**STATED EXERCISE**
Copy out each line exactly; pictures stay out of the copy.
** Start **
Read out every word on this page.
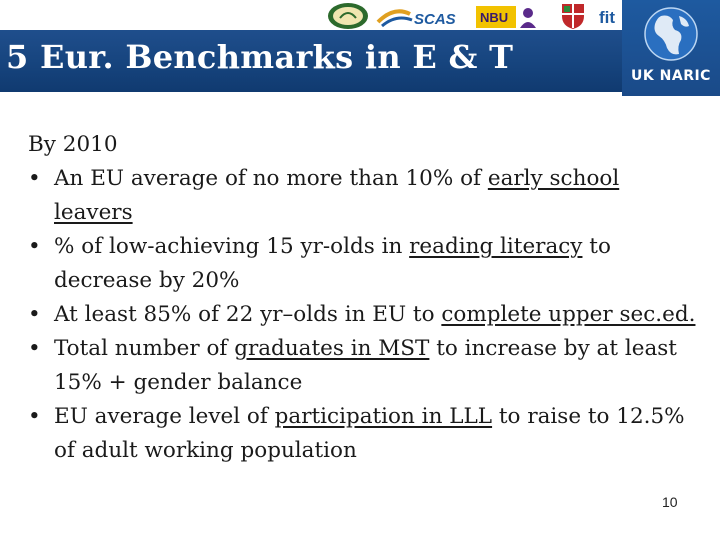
SCAS NBU	fit
5 Eur. Benchmarks in E & T	UK NARIC
By 2010
• An EU average of no more than 10% of early school leavers
• % of low-achieving 15 yr-olds in reading literacy to decrease by 20%
• At least 85% of 22 yr–olds in EU to complete upper sec.ed.
• Total number of graduates in MST to increase by at least 15% + gender balance
• EU average level of participation in LLL to raise to 12.5% of adult working population
10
** End **
**FINAL ANSWER**
Read out every word on this page.
SCAS NBU	fit
5 Eur. Benchmarks in E & T	UK NARIC
By 2010
• An EU average of no more than 10% of early school leavers
• % of low-achieving 15 yr-olds in reading literacy to decrease by 20%
• At least 85% of 22 yr–olds in EU to complete upper sec.ed.
• Total number of graduates in MST to increase by at least 15% + gender balance
• EU average level of participation in LLL to raise to 12.5% of adult working population
10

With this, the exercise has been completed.